### [DATASET]
-- Begin --

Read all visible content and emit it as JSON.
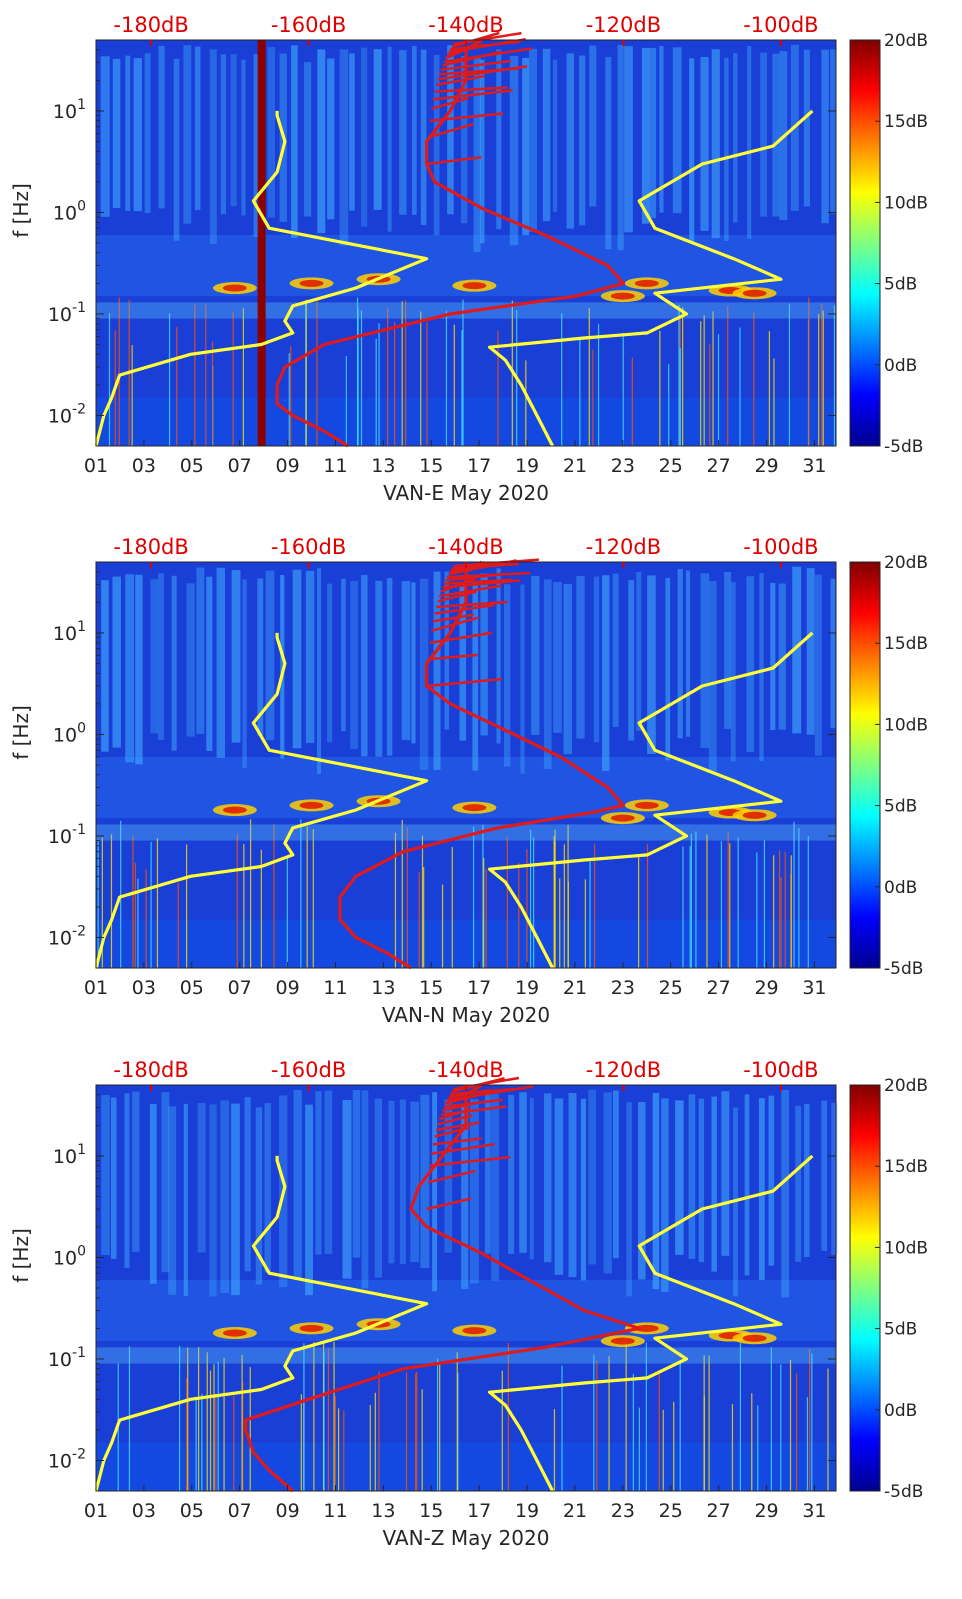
{
  "colors": {
    "spectrogram_background": "#1a3fd6",
    "lownoise_curve": "#ffff3a",
    "highnoise_curve": "#e01a1a",
    "top_axis_text": "#e00000",
    "colormap": [
      "#00008f",
      "#0000ff",
      "#0080ff",
      "#00ffff",
      "#80ff80",
      "#ffff00",
      "#ff8000",
      "#ff0000",
      "#800000"
    ]
  },
  "colorbar": {
    "tick_labels": [
      "20dB",
      "15dB",
      "10dB",
      "5dB",
      "0dB",
      "-5dB"
    ],
    "range_db": [
      -5,
      20
    ]
  },
  "chart_data": [
    {
      "type": "heatmap",
      "xlabel": "VAN-E May 2020",
      "ylabel": "f [Hz]",
      "x_ticks": [
        "01",
        "03",
        "05",
        "07",
        "09",
        "11",
        "13",
        "15",
        "17",
        "19",
        "21",
        "23",
        "25",
        "27",
        "29",
        "31"
      ],
      "x_range_days": [
        1,
        31.9
      ],
      "y_ticks": [
        "10^1",
        "10^0",
        "10^-1",
        "10^-2"
      ],
      "y_scale": "log",
      "y_range_hz": [
        0.005,
        50
      ],
      "top_axis_ticks": [
        "-180dB",
        "-160dB",
        "-140dB",
        "-120dB",
        "-100dB"
      ],
      "top_axis_range_db": [
        -187,
        -93
      ],
      "series": [
        {
          "color": "#ffff3a",
          "points": [
            [
              -187,
              0.005
            ],
            [
              -186,
              0.01
            ],
            [
              -185,
              0.015
            ],
            [
              -184,
              0.025
            ],
            [
              -175,
              0.04
            ],
            [
              -166,
              0.05
            ],
            [
              -162,
              0.065
            ],
            [
              -163,
              0.085
            ],
            [
              -162,
              0.12
            ],
            [
              -154,
              0.18
            ],
            [
              -145,
              0.35
            ],
            [
              -165,
              0.7
            ],
            [
              -167,
              1.3
            ],
            [
              -164,
              2.5
            ],
            [
              -163,
              5
            ],
            [
              -164,
              9
            ],
            [
              -164,
              10
            ]
          ]
        },
        {
          "color": "#ffff3a",
          "points": [
            [
              -129,
              0.005
            ],
            [
              -131,
              0.01
            ],
            [
              -133,
              0.02
            ],
            [
              -135,
              0.035
            ],
            [
              -137,
              0.047
            ],
            [
              -125,
              0.058
            ],
            [
              -117,
              0.065
            ],
            [
              -112,
              0.1
            ],
            [
              -116,
              0.16
            ],
            [
              -100,
              0.22
            ],
            [
              -106,
              0.35
            ],
            [
              -116,
              0.7
            ],
            [
              -118,
              1.3
            ],
            [
              -110,
              3
            ],
            [
              -101,
              4.5
            ],
            [
              -96,
              10
            ]
          ]
        },
        {
          "color": "#e01a1a",
          "points": [
            [
              -155,
              0.005
            ],
            [
              -158,
              0.007
            ],
            [
              -162,
              0.01
            ],
            [
              -164,
              0.013
            ],
            [
              -164,
              0.02
            ],
            [
              -163,
              0.03
            ],
            [
              -158,
              0.05
            ],
            [
              -142,
              0.1
            ],
            [
              -126,
              0.15
            ],
            [
              -120,
              0.2
            ],
            [
              -122,
              0.3
            ],
            [
              -130,
              0.6
            ],
            [
              -138,
              1.1
            ],
            [
              -144,
              2
            ],
            [
              -145,
              3
            ],
            [
              -145,
              5
            ],
            [
              -142,
              10
            ],
            [
              -140,
              20
            ],
            [
              -140,
              40
            ],
            [
              -138,
              50
            ]
          ]
        }
      ]
    },
    {
      "type": "heatmap",
      "xlabel": "VAN-N May 2020",
      "ylabel": "f [Hz]",
      "x_ticks": [
        "01",
        "03",
        "05",
        "07",
        "09",
        "11",
        "13",
        "15",
        "17",
        "19",
        "21",
        "23",
        "25",
        "27",
        "29",
        "31"
      ],
      "x_range_days": [
        1,
        31.9
      ],
      "y_ticks": [
        "10^1",
        "10^0",
        "10^-1",
        "10^-2"
      ],
      "y_scale": "log",
      "y_range_hz": [
        0.005,
        50
      ],
      "top_axis_ticks": [
        "-180dB",
        "-160dB",
        "-140dB",
        "-120dB",
        "-100dB"
      ],
      "top_axis_range_db": [
        -187,
        -93
      ],
      "series": [
        {
          "color": "#ffff3a",
          "points": [
            [
              -187,
              0.005
            ],
            [
              -186,
              0.01
            ],
            [
              -185,
              0.015
            ],
            [
              -184,
              0.025
            ],
            [
              -175,
              0.04
            ],
            [
              -166,
              0.05
            ],
            [
              -162,
              0.065
            ],
            [
              -163,
              0.085
            ],
            [
              -162,
              0.12
            ],
            [
              -154,
              0.18
            ],
            [
              -145,
              0.35
            ],
            [
              -165,
              0.7
            ],
            [
              -167,
              1.3
            ],
            [
              -164,
              2.5
            ],
            [
              -163,
              5
            ],
            [
              -164,
              9
            ],
            [
              -164,
              10
            ]
          ]
        },
        {
          "color": "#ffff3a",
          "points": [
            [
              -129,
              0.005
            ],
            [
              -131,
              0.01
            ],
            [
              -133,
              0.02
            ],
            [
              -135,
              0.035
            ],
            [
              -137,
              0.047
            ],
            [
              -125,
              0.058
            ],
            [
              -117,
              0.065
            ],
            [
              -112,
              0.1
            ],
            [
              -116,
              0.16
            ],
            [
              -100,
              0.22
            ],
            [
              -106,
              0.35
            ],
            [
              -116,
              0.7
            ],
            [
              -118,
              1.3
            ],
            [
              -110,
              3
            ],
            [
              -101,
              4.5
            ],
            [
              -96,
              10
            ]
          ]
        },
        {
          "color": "#e01a1a",
          "points": [
            [
              -147,
              0.005
            ],
            [
              -150,
              0.007
            ],
            [
              -154,
              0.01
            ],
            [
              -156,
              0.015
            ],
            [
              -156,
              0.025
            ],
            [
              -154,
              0.04
            ],
            [
              -148,
              0.07
            ],
            [
              -136,
              0.12
            ],
            [
              -124,
              0.17
            ],
            [
              -120,
              0.2
            ],
            [
              -122,
              0.3
            ],
            [
              -128,
              0.6
            ],
            [
              -135,
              1.1
            ],
            [
              -142,
              2
            ],
            [
              -145,
              3
            ],
            [
              -145,
              5
            ],
            [
              -142,
              10
            ],
            [
              -140,
              20
            ],
            [
              -140,
              40
            ],
            [
              -138,
              50
            ]
          ]
        }
      ]
    },
    {
      "type": "heatmap",
      "xlabel": "VAN-Z May 2020",
      "ylabel": "f [Hz]",
      "x_ticks": [
        "01",
        "03",
        "05",
        "07",
        "09",
        "11",
        "13",
        "15",
        "17",
        "19",
        "21",
        "23",
        "25",
        "27",
        "29",
        "31"
      ],
      "x_range_days": [
        1,
        31.9
      ],
      "y_ticks": [
        "10^1",
        "10^0",
        "10^-1",
        "10^-2"
      ],
      "y_scale": "log",
      "y_range_hz": [
        0.005,
        50
      ],
      "top_axis_ticks": [
        "-180dB",
        "-160dB",
        "-140dB",
        "-120dB",
        "-100dB"
      ],
      "top_axis_range_db": [
        -187,
        -93
      ],
      "series": [
        {
          "color": "#ffff3a",
          "points": [
            [
              -187,
              0.005
            ],
            [
              -186,
              0.01
            ],
            [
              -185,
              0.015
            ],
            [
              -184,
              0.025
            ],
            [
              -175,
              0.04
            ],
            [
              -166,
              0.05
            ],
            [
              -162,
              0.065
            ],
            [
              -163,
              0.085
            ],
            [
              -162,
              0.12
            ],
            [
              -154,
              0.18
            ],
            [
              -145,
              0.35
            ],
            [
              -165,
              0.7
            ],
            [
              -167,
              1.3
            ],
            [
              -164,
              2.5
            ],
            [
              -163,
              5
            ],
            [
              -164,
              9
            ],
            [
              -164,
              10
            ]
          ]
        },
        {
          "color": "#ffff3a",
          "points": [
            [
              -129,
              0.005
            ],
            [
              -131,
              0.01
            ],
            [
              -133,
              0.02
            ],
            [
              -135,
              0.035
            ],
            [
              -137,
              0.047
            ],
            [
              -125,
              0.058
            ],
            [
              -117,
              0.065
            ],
            [
              -112,
              0.1
            ],
            [
              -116,
              0.16
            ],
            [
              -100,
              0.22
            ],
            [
              -106,
              0.35
            ],
            [
              -116,
              0.7
            ],
            [
              -118,
              1.3
            ],
            [
              -110,
              3
            ],
            [
              -101,
              4.5
            ],
            [
              -96,
              10
            ]
          ]
        },
        {
          "color": "#e01a1a",
          "points": [
            [
              -162,
              0.005
            ],
            [
              -165,
              0.008
            ],
            [
              -167,
              0.012
            ],
            [
              -168,
              0.02
            ],
            [
              -168,
              0.025
            ],
            [
              -160,
              0.04
            ],
            [
              -148,
              0.08
            ],
            [
              -130,
              0.13
            ],
            [
              -118,
              0.2
            ],
            [
              -125,
              0.3
            ],
            [
              -132,
              0.6
            ],
            [
              -138,
              1.1
            ],
            [
              -145,
              2
            ],
            [
              -147,
              3
            ],
            [
              -146,
              5
            ],
            [
              -143,
              10
            ],
            [
              -140,
              20
            ],
            [
              -140,
              40
            ],
            [
              -138,
              50
            ]
          ]
        }
      ]
    }
  ]
}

-- End --

### [DIRECTIVE]
Check each line above for "xlabel" and return the ones that have it.

### [THE OUTPUT]
      "xlabel": "VAN-E May 2020",
      "xlabel": "VAN-N May 2020",
      "xlabel": "VAN-Z May 2020",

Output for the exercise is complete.